Source data -
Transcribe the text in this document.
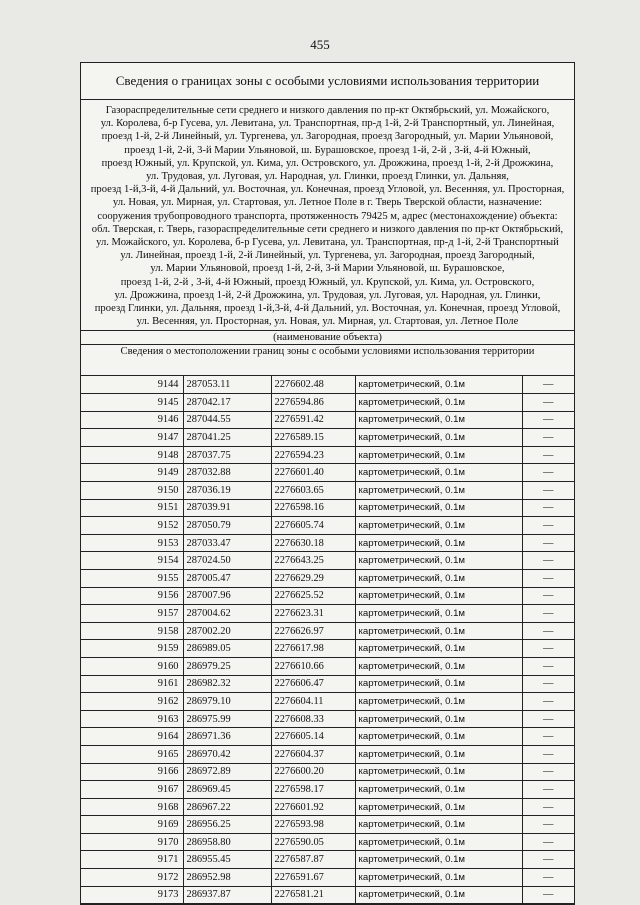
455
Сведения о границах зоны с особыми условиями использования территории
Газораспределительные сети среднего и низкого давления по пр-кт Октябрьский, ул. Можайского,
ул. Королева, б-р Гусева, ул. Левитана, ул. Транспортная, пр-д 1-й, 2-й Транспортный, ул. Линейная,
проезд 1-й, 2-й Линейный, ул. Тургенева, ул. Загородная, проезд Загородный, ул. Марии Ульяновой,
проезд 1-й, 2-й, 3-й Марии Ульяновой, ш. Бурашовское, проезд 1-й, 2-й , 3-й, 4-й Южный,
проезд Южный, ул. Крупской, ул. Кима, ул. Островского, ул. Дрожжина, проезд 1-й, 2-й Дрожжина,
ул. Трудовая, ул. Луговая, ул. Народная, ул. Глинки, проезд Глинки, ул. Дальняя,
проезд 1-й,3-й, 4-й Дальний, ул. Восточная, ул. Конечная, проезд Угловой, ул. Весенняя, ул. Просторная,
ул. Новая, ул. Мирная, ул. Стартовая, ул. Летное Поле в г. Тверь Тверской области, назначение:
сооружения трубопроводного транспорта, протяженность 79425 м, адрес (местонахождение) объекта:
обл. Тверская, г. Тверь, газораспределительные сети среднего и низкого давления по пр-кт Октябрьский,
ул. Можайского, ул. Королева, б-р Гусева, ул. Левитана, ул. Транспортная, пр-д 1-й, 2-й Транспортный
ул. Линейная, проезд 1-й, 2-й Линейный, ул. Тургенева, ул. Загородная, проезд Загородный,
ул. Марии Ульяновой, проезд 1-й, 2-й, 3-й Марии Ульяновой, ш. Бурашовское,
проезд 1-й, 2-й , 3-й, 4-й Южный, проезд Южный, ул. Крупской, ул. Кима, ул. Островского,
ул. Дрожжина, проезд 1-й, 2-й Дрожжина, ул. Трудовая, ул. Луговая, ул. Народная, ул. Глинки,
проезд Глинки, ул. Дальняя, проезд 1-й,3-й, 4-й Дальний, ул. Восточная, ул. Конечная, проезд Угловой,
ул. Весенняя, ул. Просторная, ул. Новая, ул. Мирная, ул. Стартовая, ул. Летное Поле
(наименование объекта)
Сведения о местоположении границ зоны с особыми условиями использования территории
9144	287053.11	2276602.48	картометрический, 0.1м	—
9145	287042.17	2276594.86	картометрический, 0.1м	—
9146	287044.55	2276591.42	картометрический, 0.1м	—
9147	287041.25	2276589.15	картометрический, 0.1м	—
9148	287037.75	2276594.23	картометрический, 0.1м	—
9149	287032.88	2276601.40	картометрический, 0.1м	—
9150	287036.19	2276603.65	картометрический, 0.1м	—
9151	287039.91	2276598.16	картометрический, 0.1м	—
9152	287050.79	2276605.74	картометрический, 0.1м	—
9153	287033.47	2276630.18	картометрический, 0.1м	—
9154	287024.50	2276643.25	картометрический, 0.1м	—
9155	287005.47	2276629.29	картометрический, 0.1м	—
9156	287007.96	2276625.52	картометрический, 0.1м	—
9157	287004.62	2276623.31	картометрический, 0.1м	—
9158	287002.20	2276626.97	картометрический, 0.1м	—
9159	286989.05	2276617.98	картометрический, 0.1м	—
9160	286979.25	2276610.66	картометрический, 0.1м	—
9161	286982.32	2276606.47	картометрический, 0.1м	—
9162	286979.10	2276604.11	картометрический, 0.1м	—
9163	286975.99	2276608.33	картометрический, 0.1м	—
9164	286971.36	2276605.14	картометрический, 0.1м	—
9165	286970.42	2276604.37	картометрический, 0.1м	—
9166	286972.89	2276600.20	картометрический, 0.1м	—
9167	286969.45	2276598.17	картометрический, 0.1м	—
9168	286967.22	2276601.92	картометрический, 0.1м	—
9169	286956.25	2276593.98	картометрический, 0.1м	—
9170	286958.80	2276590.05	картометрический, 0.1м	—
9171	286955.45	2276587.87	картометрический, 0.1м	—
9172	286952.98	2276591.67	картометрический, 0.1м	—
9173	286937.87	2276581.21	картометрический, 0.1м	—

What you are asked to do - Gather each line in these records that contains the string "давления".

Complete response -
Газораспределительные сети среднего и низкого давления по пр-кт Октябрьский, ул. Можайского,
обл. Тверская, г. Тверь, газораспределительные сети среднего и низкого давления по пр-кт Октябрьский,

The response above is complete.